> Problem to work on
From the listing that follows, output everything exactly except the pictures.

++++ Records to process

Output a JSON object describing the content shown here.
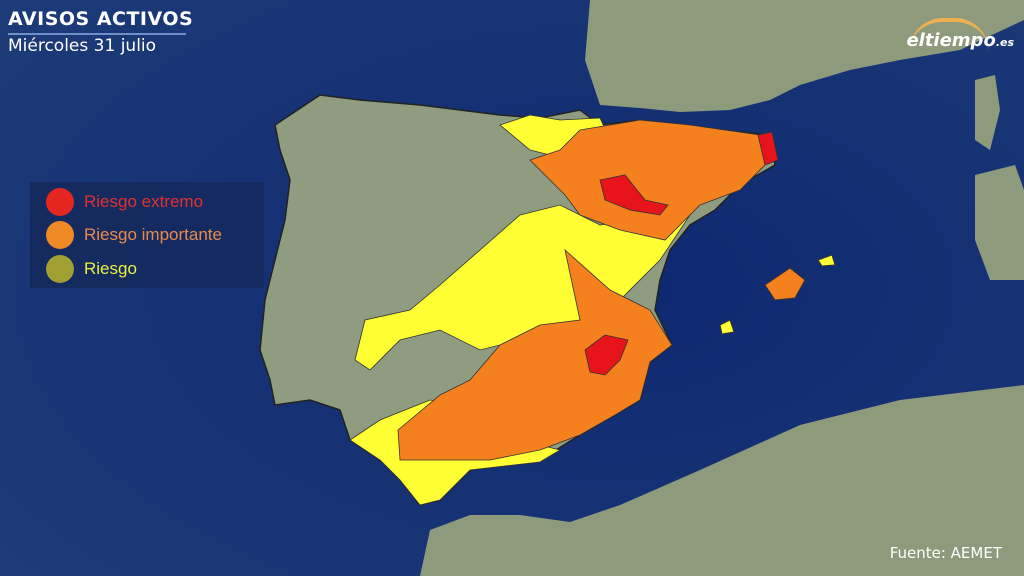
{
  "header": {
    "title": "AVISOS ACTIVOS",
    "date": "Miércoles 31 julio"
  },
  "legend": {
    "items": [
      {
        "label": "Riesgo extremo",
        "color": "#e52620",
        "text_color": "#e23030"
      },
      {
        "label": "Riesgo importante",
        "color": "#f08a24",
        "text_color": "#ea8a4a"
      },
      {
        "label": "Riesgo",
        "color": "#a0a032",
        "text_color": "#e8f040"
      }
    ]
  },
  "logo": {
    "text": "eltiempo",
    "suffix": ".es"
  },
  "footer": {
    "source": "Fuente: AEMET"
  },
  "colors": {
    "sea": "#16306a",
    "land": "#8f9c80",
    "extreme": "#e8141c",
    "important": "#f5801e",
    "risk": "#ffff33"
  }
}
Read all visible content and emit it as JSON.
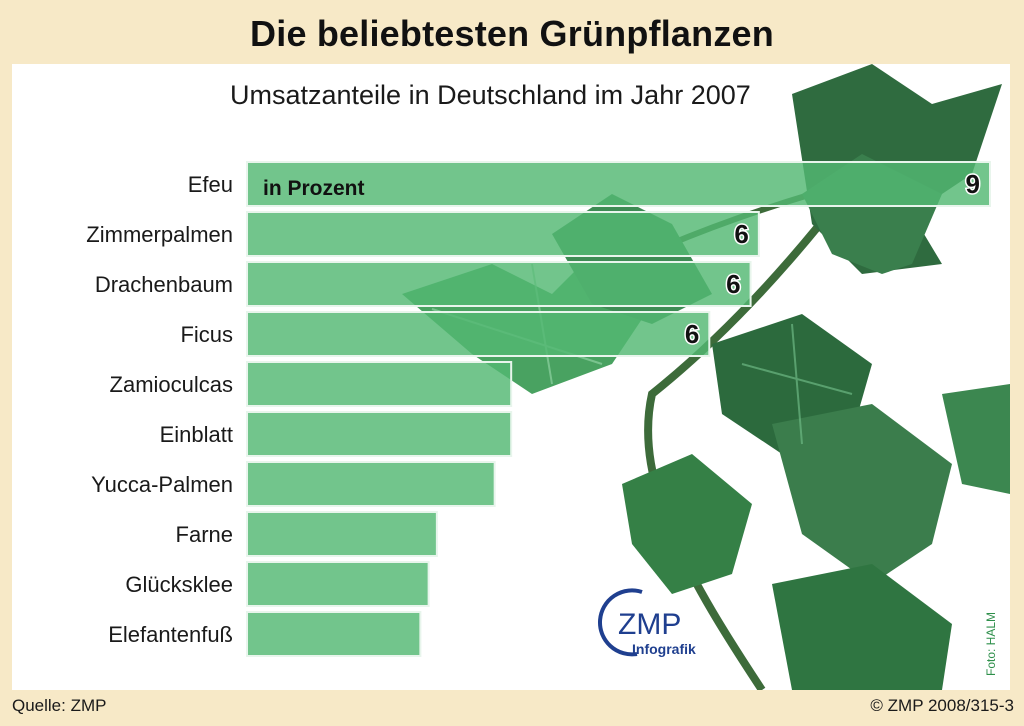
{
  "header": {
    "title": "Die beliebtesten Grünpflanzen"
  },
  "subtitle": "Umsatzanteile in Deutschland im Jahr 2007",
  "unit_label": "in Prozent",
  "logo": {
    "main": "ZMP",
    "sub": "Infografik"
  },
  "footer": {
    "source": "Quelle: ZMP",
    "copyright": "© ZMP 2008/315-3",
    "photo_credit": "Foto: HALM"
  },
  "colors": {
    "bar": "#53b873",
    "bar_border": "#e8f5ec",
    "background": "#f7e9c7",
    "leaf": "#2f7a45"
  },
  "chart_data": {
    "type": "bar",
    "orientation": "horizontal",
    "title": "Die beliebtesten Grünpflanzen",
    "subtitle": "Umsatzanteile in Deutschland im Jahr 2007",
    "unit": "in Prozent",
    "categories": [
      "Efeu",
      "Zimmerpalmen",
      "Drachenbaum",
      "Ficus",
      "Zamioculcas",
      "Einblatt",
      "Yucca-Palmen",
      "Farne",
      "Glücksklee",
      "Elefantenfuß"
    ],
    "values": [
      9,
      6.2,
      6.1,
      5.6,
      3.2,
      3.2,
      3.0,
      2.3,
      2.2,
      2.1
    ],
    "data_labels": [
      "9",
      "6",
      "6",
      "6",
      "",
      "",
      "",
      "",
      "",
      ""
    ],
    "xlim": [
      0,
      9
    ]
  }
}
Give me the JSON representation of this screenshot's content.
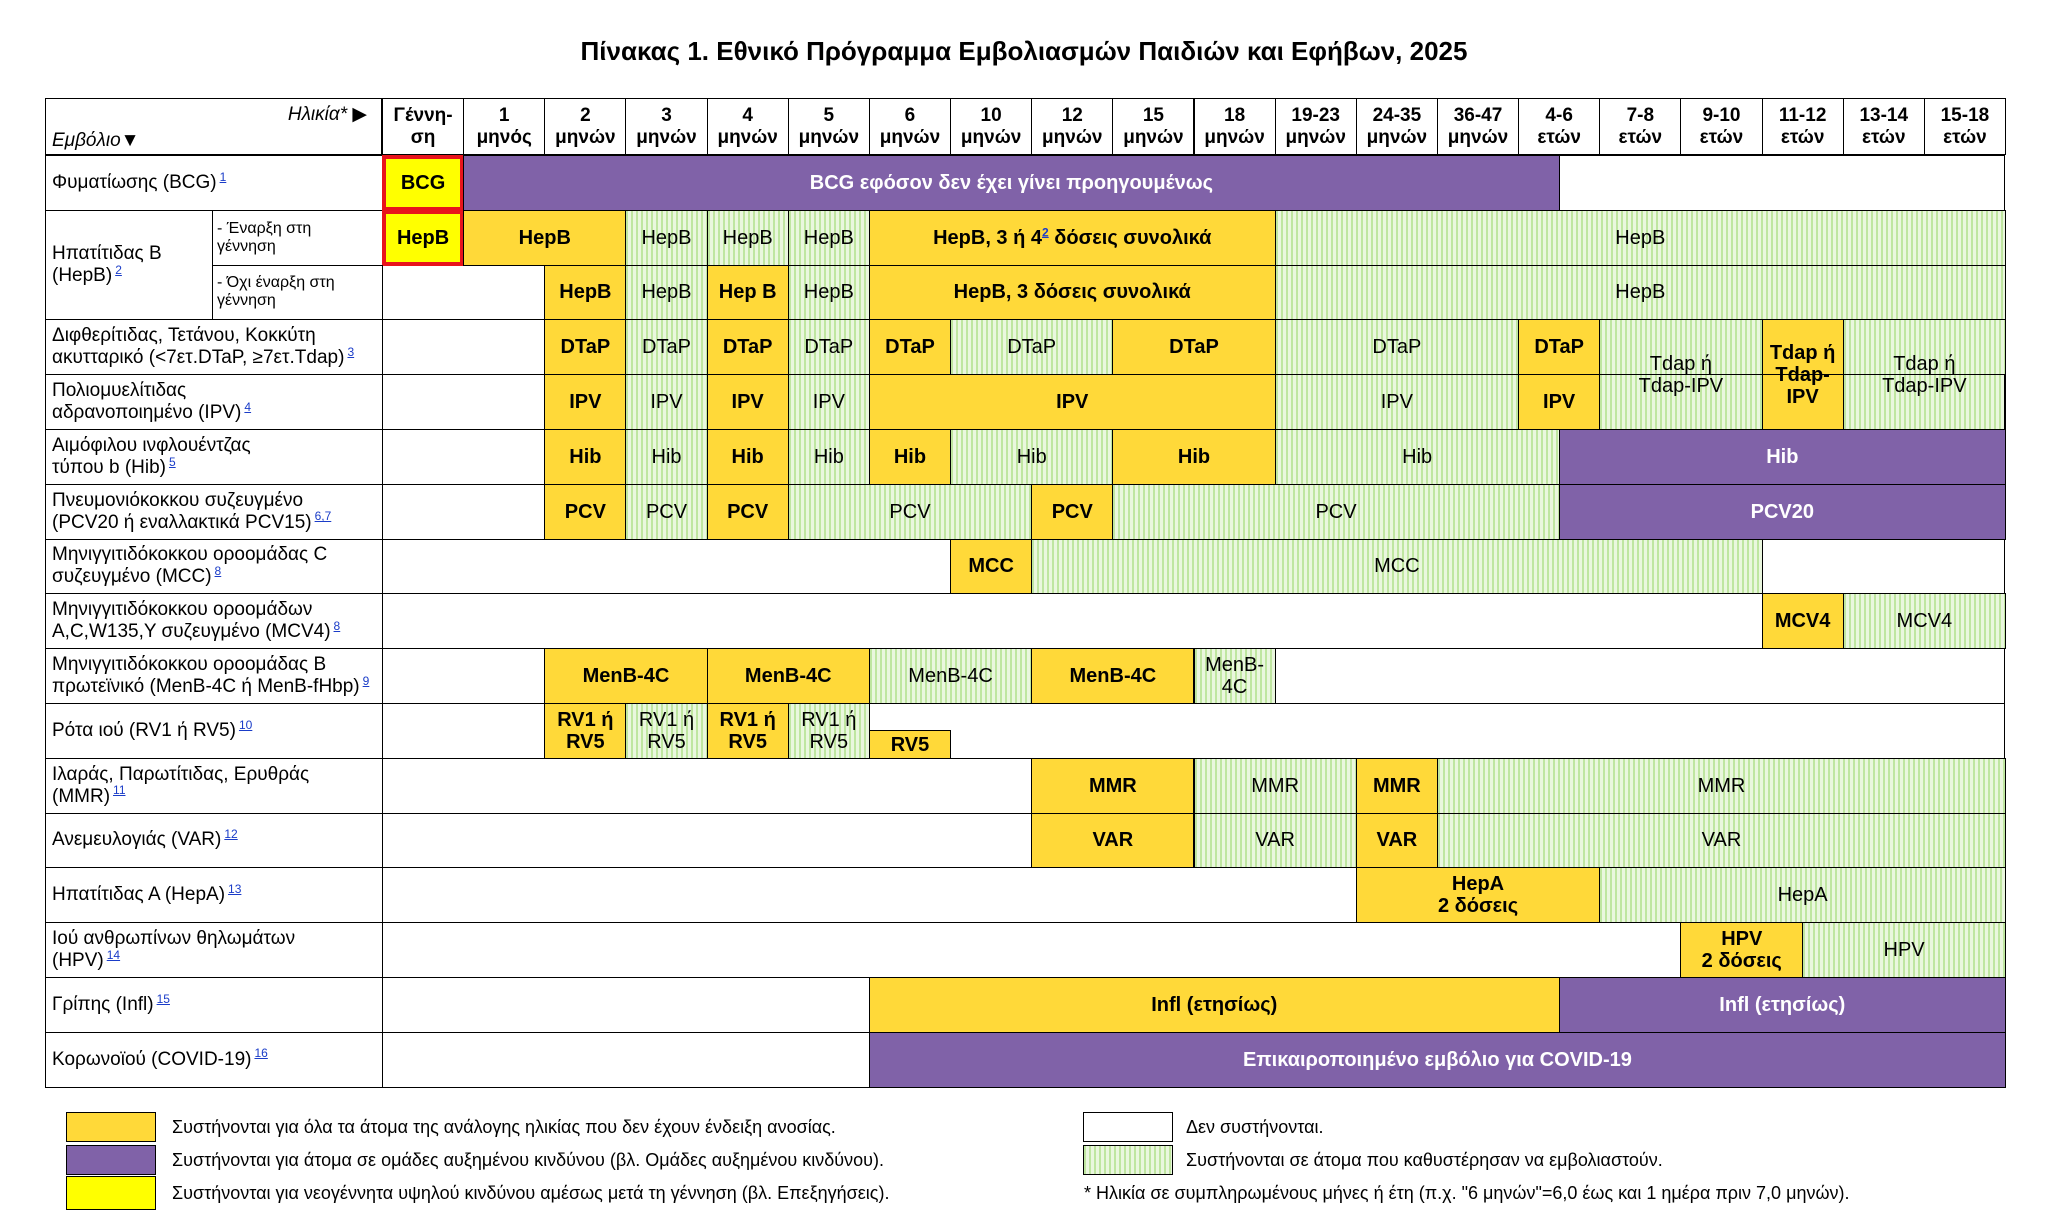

++++++++

> Answer to this exercise
Output a JSON object describing the content shown here.
{
  "header": {
    "title": "AVISOS ACTIVOS",
    "date": "Miércoles 31 julio"
  },
  "legend": {
    "items": [
      {
        "label": "Riesgo extremo",
        "color": "#e52620",
        "text_color": "#e23030"
      },
      {
        "label": "Riesgo importante",
        "color": "#f08a24",
        "text_color": "#ea8a4a"
      },
      {
        "label": "Riesgo",
        "color": "#a0a032",
        "text_color": "#e8f040"
      }
    ]
  },
  "logo": {
    "text": "eltiempo",
    "suffix": ".es"
  },
  "footer": {
    "source": "Fuente: AEMET"
  },
  "colors": {
    "sea": "#16306a",
    "land": "#8f9c80",
    "extreme": "#e8141c",
    "important": "#f5801e",
    "risk": "#ffff33"
  }
}
Read all visible content and emit it as JSON.
{
  "header": {
    "title": "Die beliebtesten Grünpflanzen"
  },
  "subtitle": "Umsatzanteile in Deutschland im Jahr 2007",
  "unit_label": "in Prozent",
  "logo": {
    "main": "ZMP",
    "sub": "Infografik"
  },
  "footer": {
    "source": "Quelle: ZMP",
    "copyright": "© ZMP 2008/315-3",
    "photo_credit": "Foto: HALM"
  },
  "colors": {
    "bar": "#53b873",
    "bar_border": "#e8f5ec",
    "background": "#f7e9c7",
    "leaf": "#2f7a45"
  },
  "chart_data": {
    "type": "bar",
    "orientation": "horizontal",
    "title": "Die beliebtesten Grünpflanzen",
    "subtitle": "Umsatzanteile in Deutschland im Jahr 2007",
    "unit": "in Prozent",
    "categories": [
      "Efeu",
      "Zimmerpalmen",
      "Drachenbaum",
      "Ficus",
      "Zamioculcas",
      "Einblatt",
      "Yucca-Palmen",
      "Farne",
      "Glücksklee",
      "Elefantenfuß"
    ],
    "values": [
      9,
      6.2,
      6.1,
      5.6,
      3.2,
      3.2,
      3.0,
      2.3,
      2.2,
      2.1
    ],
    "data_labels": [
      "9",
      "6",
      "6",
      "6",
      "",
      "",
      "",
      "",
      "",
      ""
    ],
    "xlim": [
      0,
      9
    ]
  }
}
Give me the JSON representation of this screenshot's content.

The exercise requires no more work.